* WRITTEN PROBLEM: Output the full listing below exactly, without the pictures.
---------- MATERIAL PROVIDED
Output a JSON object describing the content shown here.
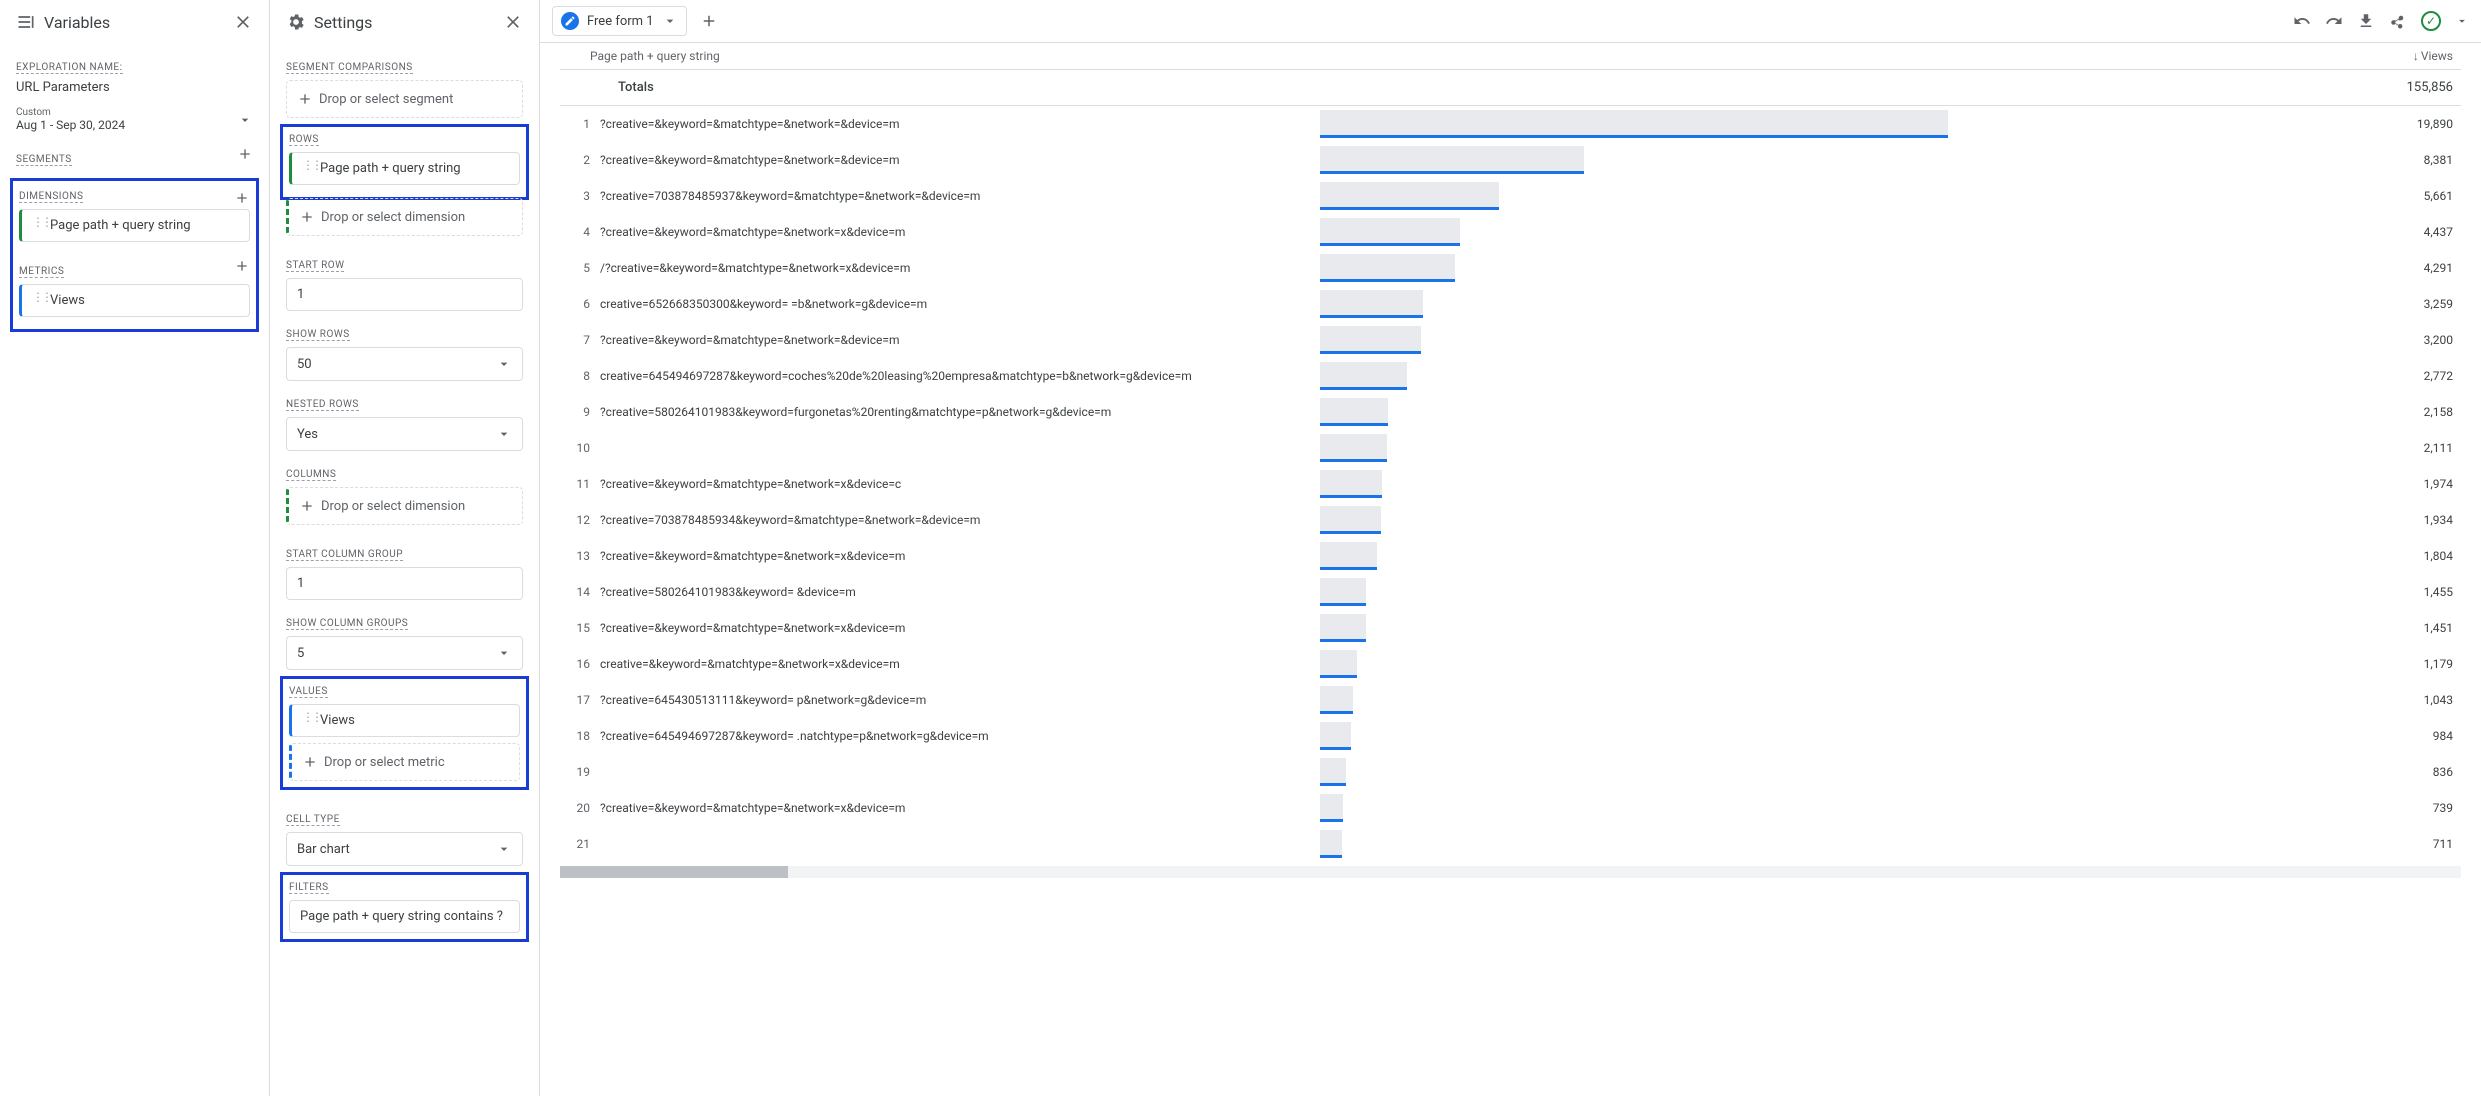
{
  "variables": {
    "panel_title": "Variables",
    "exploration_name_label": "EXPLORATION NAME:",
    "exploration_name": "URL Parameters",
    "date_custom_label": "Custom",
    "date_range": "Aug 1 - Sep 30, 2024",
    "segments_label": "SEGMENTS",
    "dimensions_label": "DIMENSIONS",
    "dimension_chip": "Page path + query string",
    "metrics_label": "METRICS",
    "metric_chip": "Views"
  },
  "settings": {
    "panel_title": "Settings",
    "segment_comparisons_label": "SEGMENT COMPARISONS",
    "drop_segment": "Drop or select segment",
    "rows_label": "ROWS",
    "rows_chip": "Page path + query string",
    "drop_dimension": "Drop or select dimension",
    "start_row_label": "START ROW",
    "start_row_value": "1",
    "show_rows_label": "SHOW ROWS",
    "show_rows_value": "50",
    "nested_rows_label": "NESTED ROWS",
    "nested_rows_value": "Yes",
    "columns_label": "COLUMNS",
    "start_col_label": "START COLUMN GROUP",
    "start_col_value": "1",
    "show_col_label": "SHOW COLUMN GROUPS",
    "show_col_value": "5",
    "values_label": "VALUES",
    "values_chip": "Views",
    "drop_metric": "Drop or select metric",
    "cell_type_label": "CELL TYPE",
    "cell_type_value": "Bar chart",
    "filters_label": "FILTERS",
    "filter_text": "Page path + query string contains ?"
  },
  "tab": {
    "name": "Free form 1"
  },
  "table": {
    "dim_header": "Page path + query string",
    "val_header": "Views",
    "totals_label": "Totals",
    "totals_value": "155,856",
    "max_bar": 19890,
    "rows": [
      {
        "dim": "?creative=&keyword=&matchtype=&network=&device=m",
        "val": 19890,
        "disp": "19,890"
      },
      {
        "dim": "?creative=&keyword=&matchtype=&network=&device=m",
        "val": 8381,
        "disp": "8,381"
      },
      {
        "dim": "?creative=703878485937&keyword=&matchtype=&network=&device=m",
        "val": 5661,
        "disp": "5,661"
      },
      {
        "dim": "?creative=&keyword=&matchtype=&network=x&device=m",
        "val": 4437,
        "disp": "4,437"
      },
      {
        "dim": "/?creative=&keyword=&matchtype=&network=x&device=m",
        "val": 4291,
        "disp": "4,291"
      },
      {
        "dim": "creative=652668350300&keyword=       =b&network=g&device=m",
        "val": 3259,
        "disp": "3,259"
      },
      {
        "dim": "?creative=&keyword=&matchtype=&network=&device=m",
        "val": 3200,
        "disp": "3,200"
      },
      {
        "dim": "creative=645494697287&keyword=coches%20de%20leasing%20empresa&matchtype=b&network=g&device=m",
        "val": 2772,
        "disp": "2,772"
      },
      {
        "dim": "?creative=580264101983&keyword=furgonetas%20renting&matchtype=p&network=g&device=m",
        "val": 2158,
        "disp": "2,158"
      },
      {
        "dim": "",
        "val": 2111,
        "disp": "2,111"
      },
      {
        "dim": "?creative=&keyword=&matchtype=&network=x&device=c",
        "val": 1974,
        "disp": "1,974"
      },
      {
        "dim": "?creative=703878485934&keyword=&matchtype=&network=&device=m",
        "val": 1934,
        "disp": "1,934"
      },
      {
        "dim": "?creative=&keyword=&matchtype=&network=x&device=m",
        "val": 1804,
        "disp": "1,804"
      },
      {
        "dim": "?creative=580264101983&keyword=                                                &device=m",
        "val": 1455,
        "disp": "1,455"
      },
      {
        "dim": "?creative=&keyword=&matchtype=&network=x&device=m",
        "val": 1451,
        "disp": "1,451"
      },
      {
        "dim": "creative=&keyword=&matchtype=&network=x&device=m",
        "val": 1179,
        "disp": "1,179"
      },
      {
        "dim": "?creative=645430513111&keyword=                                        p&network=g&device=m",
        "val": 1043,
        "disp": "1,043"
      },
      {
        "dim": "?creative=645494697287&keyword=                                   .natchtype=p&network=g&device=m",
        "val": 984,
        "disp": "984"
      },
      {
        "dim": "",
        "val": 836,
        "disp": "836"
      },
      {
        "dim": "?creative=&keyword=&matchtype=&network=x&device=m",
        "val": 739,
        "disp": "739"
      },
      {
        "dim": "",
        "val": 711,
        "disp": "711"
      }
    ]
  },
  "colors": {
    "accent": "#1a73e8",
    "green": "#1e8e3e",
    "highlight": "#1a3cd6",
    "bar_bg": "#e8eaed"
  }
}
--------------------
* FINISHED ANSWER:
Output a JSON object describing the content shown here.
{
  "variables": {
    "panel_title": "Variables",
    "exploration_name_label": "EXPLORATION NAME:",
    "exploration_name": "URL Parameters",
    "date_custom_label": "Custom",
    "date_range": "Aug 1 - Sep 30, 2024",
    "segments_label": "SEGMENTS",
    "dimensions_label": "DIMENSIONS",
    "dimension_chip": "Page path + query string",
    "metrics_label": "METRICS",
    "metric_chip": "Views"
  },
  "settings": {
    "panel_title": "Settings",
    "segment_comparisons_label": "SEGMENT COMPARISONS",
    "drop_segment": "Drop or select segment",
    "rows_label": "ROWS",
    "rows_chip": "Page path + query string",
    "drop_dimension": "Drop or select dimension",
    "start_row_label": "START ROW",
    "start_row_value": "1",
    "show_rows_label": "SHOW ROWS",
    "show_rows_value": "50",
    "nested_rows_label": "NESTED ROWS",
    "nested_rows_value": "Yes",
    "columns_label": "COLUMNS",
    "start_col_label": "START COLUMN GROUP",
    "start_col_value": "1",
    "show_col_label": "SHOW COLUMN GROUPS",
    "show_col_value": "5",
    "values_label": "VALUES",
    "values_chip": "Views",
    "drop_metric": "Drop or select metric",
    "cell_type_label": "CELL TYPE",
    "cell_type_value": "Bar chart",
    "filters_label": "FILTERS",
    "filter_text": "Page path + query string contains ?"
  },
  "tab": {
    "name": "Free form 1"
  },
  "table": {
    "dim_header": "Page path + query string",
    "val_header": "Views",
    "totals_label": "Totals",
    "totals_value": "155,856",
    "max_bar": 19890,
    "rows": [
      {
        "dim": "?creative=&keyword=&matchtype=&network=&device=m",
        "val": 19890,
        "disp": "19,890"
      },
      {
        "dim": "?creative=&keyword=&matchtype=&network=&device=m",
        "val": 8381,
        "disp": "8,381"
      },
      {
        "dim": "?creative=703878485937&keyword=&matchtype=&network=&device=m",
        "val": 5661,
        "disp": "5,661"
      },
      {
        "dim": "?creative=&keyword=&matchtype=&network=x&device=m",
        "val": 4437,
        "disp": "4,437"
      },
      {
        "dim": "/?creative=&keyword=&matchtype=&network=x&device=m",
        "val": 4291,
        "disp": "4,291"
      },
      {
        "dim": "creative=652668350300&keyword=       =b&network=g&device=m",
        "val": 3259,
        "disp": "3,259"
      },
      {
        "dim": "?creative=&keyword=&matchtype=&network=&device=m",
        "val": 3200,
        "disp": "3,200"
      },
      {
        "dim": "creative=645494697287&keyword=coches%20de%20leasing%20empresa&matchtype=b&network=g&device=m",
        "val": 2772,
        "disp": "2,772"
      },
      {
        "dim": "?creative=580264101983&keyword=furgonetas%20renting&matchtype=p&network=g&device=m",
        "val": 2158,
        "disp": "2,158"
      },
      {
        "dim": "",
        "val": 2111,
        "disp": "2,111"
      },
      {
        "dim": "?creative=&keyword=&matchtype=&network=x&device=c",
        "val": 1974,
        "disp": "1,974"
      },
      {
        "dim": "?creative=703878485934&keyword=&matchtype=&network=&device=m",
        "val": 1934,
        "disp": "1,934"
      },
      {
        "dim": "?creative=&keyword=&matchtype=&network=x&device=m",
        "val": 1804,
        "disp": "1,804"
      },
      {
        "dim": "?creative=580264101983&keyword=                                                &device=m",
        "val": 1455,
        "disp": "1,455"
      },
      {
        "dim": "?creative=&keyword=&matchtype=&network=x&device=m",
        "val": 1451,
        "disp": "1,451"
      },
      {
        "dim": "creative=&keyword=&matchtype=&network=x&device=m",
        "val": 1179,
        "disp": "1,179"
      },
      {
        "dim": "?creative=645430513111&keyword=                                        p&network=g&device=m",
        "val": 1043,
        "disp": "1,043"
      },
      {
        "dim": "?creative=645494697287&keyword=                                   .natchtype=p&network=g&device=m",
        "val": 984,
        "disp": "984"
      },
      {
        "dim": "",
        "val": 836,
        "disp": "836"
      },
      {
        "dim": "?creative=&keyword=&matchtype=&network=x&device=m",
        "val": 739,
        "disp": "739"
      },
      {
        "dim": "",
        "val": 711,
        "disp": "711"
      }
    ]
  },
  "colors": {
    "accent": "#1a73e8",
    "green": "#1e8e3e",
    "highlight": "#1a3cd6",
    "bar_bg": "#e8eaed"
  }
}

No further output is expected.